Reproduce each line that includes the word "jatkettaisiin".

Items from a data source:
— Begin —
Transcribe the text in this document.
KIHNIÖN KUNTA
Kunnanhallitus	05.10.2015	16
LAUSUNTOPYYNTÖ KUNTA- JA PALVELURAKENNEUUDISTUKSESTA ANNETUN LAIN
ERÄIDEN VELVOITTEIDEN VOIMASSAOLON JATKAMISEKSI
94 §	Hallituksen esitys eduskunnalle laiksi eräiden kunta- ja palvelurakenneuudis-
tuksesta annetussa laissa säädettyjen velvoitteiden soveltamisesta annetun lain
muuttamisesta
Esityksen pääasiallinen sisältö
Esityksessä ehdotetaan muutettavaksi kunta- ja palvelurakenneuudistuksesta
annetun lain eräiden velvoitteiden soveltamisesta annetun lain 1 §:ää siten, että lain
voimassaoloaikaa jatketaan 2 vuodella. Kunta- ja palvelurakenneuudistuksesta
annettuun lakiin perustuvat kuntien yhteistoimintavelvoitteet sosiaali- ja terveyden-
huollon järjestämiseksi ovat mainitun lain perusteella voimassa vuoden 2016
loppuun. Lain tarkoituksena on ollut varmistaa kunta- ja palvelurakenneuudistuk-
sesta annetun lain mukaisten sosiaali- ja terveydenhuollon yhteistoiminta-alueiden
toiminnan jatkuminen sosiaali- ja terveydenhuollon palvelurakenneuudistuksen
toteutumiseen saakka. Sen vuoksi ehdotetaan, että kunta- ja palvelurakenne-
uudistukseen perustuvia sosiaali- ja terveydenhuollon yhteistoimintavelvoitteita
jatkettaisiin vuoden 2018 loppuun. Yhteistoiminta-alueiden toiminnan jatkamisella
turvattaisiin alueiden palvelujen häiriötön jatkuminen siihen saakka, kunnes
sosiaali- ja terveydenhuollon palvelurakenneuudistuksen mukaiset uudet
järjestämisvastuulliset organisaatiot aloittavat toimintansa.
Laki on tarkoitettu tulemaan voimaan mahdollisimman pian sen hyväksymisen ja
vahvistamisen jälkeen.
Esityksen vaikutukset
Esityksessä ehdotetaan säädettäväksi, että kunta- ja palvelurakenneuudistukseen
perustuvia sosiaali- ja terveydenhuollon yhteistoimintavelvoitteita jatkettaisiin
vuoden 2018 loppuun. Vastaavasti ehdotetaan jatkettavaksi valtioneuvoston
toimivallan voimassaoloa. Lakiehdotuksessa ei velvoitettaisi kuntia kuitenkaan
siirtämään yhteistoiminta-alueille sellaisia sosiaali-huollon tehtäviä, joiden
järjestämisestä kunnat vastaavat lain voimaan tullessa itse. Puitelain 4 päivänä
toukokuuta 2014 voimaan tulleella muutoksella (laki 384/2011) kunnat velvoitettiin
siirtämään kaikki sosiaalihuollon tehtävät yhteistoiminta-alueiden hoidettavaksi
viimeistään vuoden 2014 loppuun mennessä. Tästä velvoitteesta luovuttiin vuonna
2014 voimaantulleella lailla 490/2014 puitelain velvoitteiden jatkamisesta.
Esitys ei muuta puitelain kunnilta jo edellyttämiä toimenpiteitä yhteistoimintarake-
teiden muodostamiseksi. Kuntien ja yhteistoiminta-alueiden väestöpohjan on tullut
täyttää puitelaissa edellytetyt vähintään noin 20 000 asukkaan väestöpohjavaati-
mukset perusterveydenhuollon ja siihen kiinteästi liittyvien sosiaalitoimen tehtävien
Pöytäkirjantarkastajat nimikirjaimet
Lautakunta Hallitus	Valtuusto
— End —
The result:
jatkettaisiin vuoden 2018 loppuun. Yhteistoiminta-alueiden toiminnan jatkamisella
perustuvia sosiaali- ja terveydenhuollon yhteistoimintavelvoitteita jatkettaisiin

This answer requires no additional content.